◆ Problem
Rewrite the rows that begin at the line containing "root-topic-label: 竞对运营手法拆解 —" and end after the line containing "topic-label: KOL营销 — [604, 615, 672, 635]", renaming "interactable" to "clickable" throughout and leaving everything else unchanged. Give only those lines.

◆ Provided records
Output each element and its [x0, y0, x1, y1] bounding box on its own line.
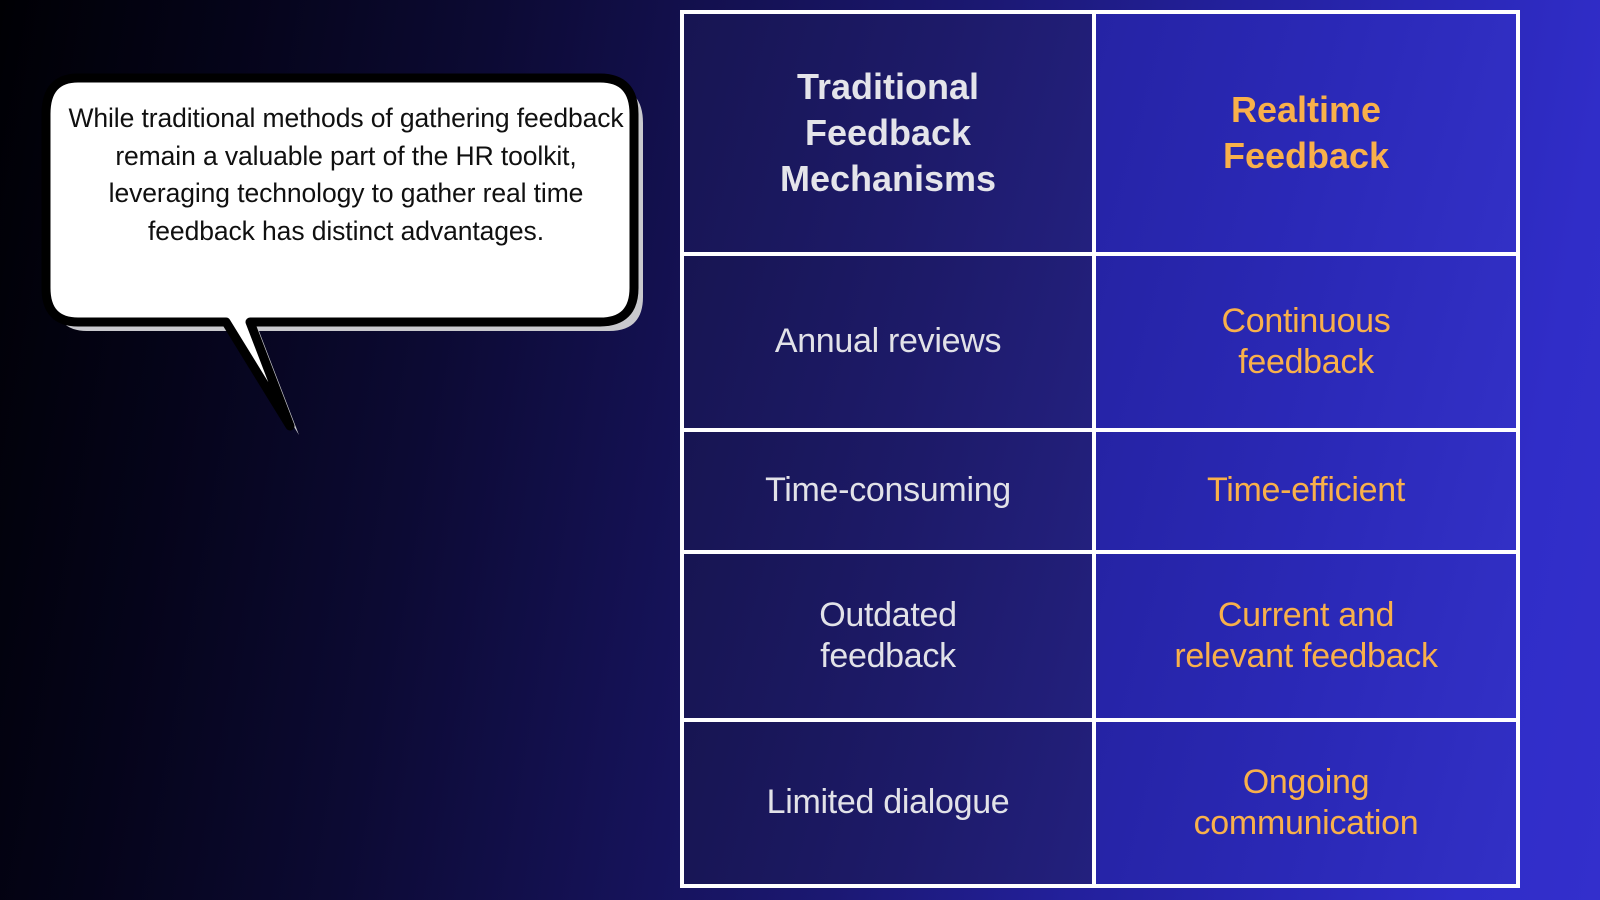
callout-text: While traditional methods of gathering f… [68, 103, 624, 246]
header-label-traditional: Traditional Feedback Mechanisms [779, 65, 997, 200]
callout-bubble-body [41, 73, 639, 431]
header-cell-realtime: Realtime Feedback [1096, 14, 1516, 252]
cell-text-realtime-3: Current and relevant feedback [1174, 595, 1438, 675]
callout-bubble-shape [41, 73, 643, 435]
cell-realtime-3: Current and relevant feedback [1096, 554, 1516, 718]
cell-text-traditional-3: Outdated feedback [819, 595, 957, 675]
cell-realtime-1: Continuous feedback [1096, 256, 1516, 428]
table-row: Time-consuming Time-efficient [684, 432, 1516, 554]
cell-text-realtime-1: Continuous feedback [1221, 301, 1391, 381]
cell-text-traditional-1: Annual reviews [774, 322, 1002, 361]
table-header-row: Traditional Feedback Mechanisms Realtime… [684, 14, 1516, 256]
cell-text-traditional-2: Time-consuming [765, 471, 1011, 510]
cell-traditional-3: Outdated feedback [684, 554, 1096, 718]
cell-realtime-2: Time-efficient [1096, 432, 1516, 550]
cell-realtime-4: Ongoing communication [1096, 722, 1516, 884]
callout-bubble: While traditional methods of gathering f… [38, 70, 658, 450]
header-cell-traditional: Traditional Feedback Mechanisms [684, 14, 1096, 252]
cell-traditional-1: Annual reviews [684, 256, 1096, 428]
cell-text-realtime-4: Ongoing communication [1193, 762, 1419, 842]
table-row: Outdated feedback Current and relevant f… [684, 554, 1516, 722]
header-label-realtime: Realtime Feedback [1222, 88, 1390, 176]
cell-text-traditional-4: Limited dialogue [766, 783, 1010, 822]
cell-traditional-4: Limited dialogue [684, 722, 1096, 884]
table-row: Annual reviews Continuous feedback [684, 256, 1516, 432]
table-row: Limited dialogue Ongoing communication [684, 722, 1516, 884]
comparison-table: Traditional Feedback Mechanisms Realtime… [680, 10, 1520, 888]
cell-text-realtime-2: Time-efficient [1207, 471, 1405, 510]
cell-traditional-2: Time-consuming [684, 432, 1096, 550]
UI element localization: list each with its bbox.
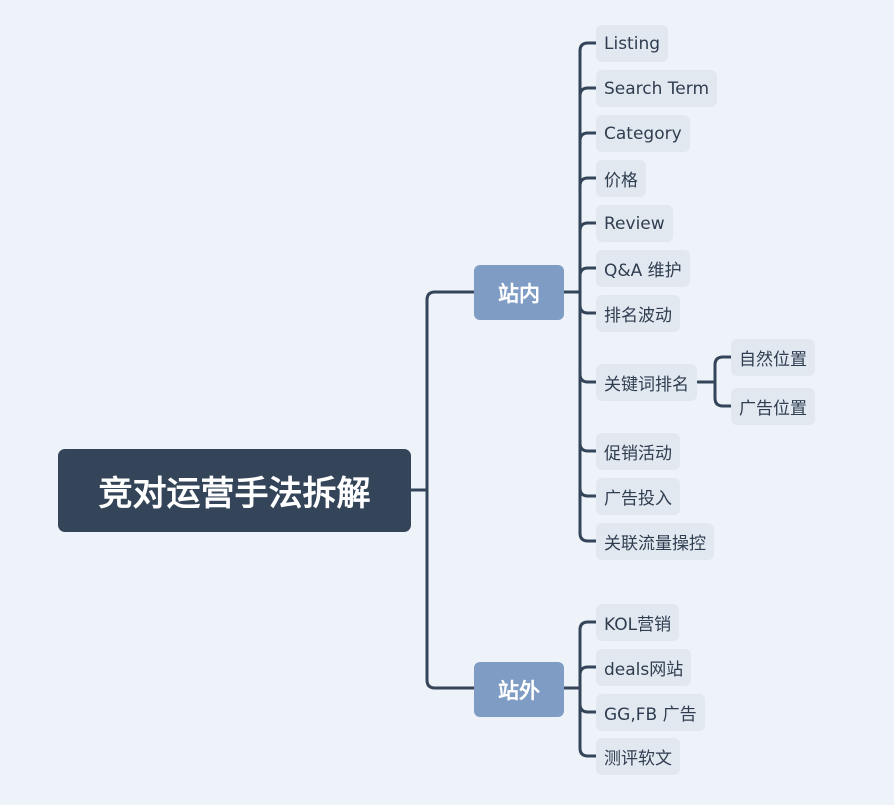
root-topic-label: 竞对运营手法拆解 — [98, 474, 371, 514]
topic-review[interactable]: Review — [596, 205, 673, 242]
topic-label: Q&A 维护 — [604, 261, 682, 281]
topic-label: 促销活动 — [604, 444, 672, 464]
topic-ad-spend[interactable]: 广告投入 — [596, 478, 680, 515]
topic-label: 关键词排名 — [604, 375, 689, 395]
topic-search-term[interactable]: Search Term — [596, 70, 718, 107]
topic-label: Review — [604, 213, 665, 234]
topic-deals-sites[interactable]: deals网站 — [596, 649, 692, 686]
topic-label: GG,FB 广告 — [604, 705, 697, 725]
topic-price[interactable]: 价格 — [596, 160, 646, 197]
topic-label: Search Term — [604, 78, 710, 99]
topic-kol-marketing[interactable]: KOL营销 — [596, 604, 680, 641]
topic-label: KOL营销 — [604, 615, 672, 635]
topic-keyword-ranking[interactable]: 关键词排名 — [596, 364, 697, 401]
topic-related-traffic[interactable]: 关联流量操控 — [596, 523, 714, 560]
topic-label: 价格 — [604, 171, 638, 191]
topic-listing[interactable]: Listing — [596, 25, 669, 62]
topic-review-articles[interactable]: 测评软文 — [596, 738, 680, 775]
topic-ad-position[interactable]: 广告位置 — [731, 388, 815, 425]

◆ Result
root-topic-label: 竞对运营手法拆解 — [98, 474, 371, 514]
topic-review[clickable]: Review — [596, 205, 673, 242]
topic-label: Q&A 维护 — [604, 261, 682, 281]
topic-label: 促销活动 — [604, 444, 672, 464]
topic-ad-spend[clickable]: 广告投入 — [596, 478, 680, 515]
topic-label: 关键词排名 — [604, 375, 689, 395]
topic-search-term[clickable]: Search Term — [596, 70, 718, 107]
topic-label: Review — [604, 213, 665, 234]
topic-deals-sites[clickable]: deals网站 — [596, 649, 692, 686]
topic-label: GG,FB 广告 — [604, 705, 697, 725]
topic-price[clickable]: 价格 — [596, 160, 646, 197]
topic-label: Search Term — [604, 78, 710, 99]
topic-kol-marketing[clickable]: KOL营销 — [596, 604, 680, 641]
topic-label: KOL营销 — [604, 615, 672, 635]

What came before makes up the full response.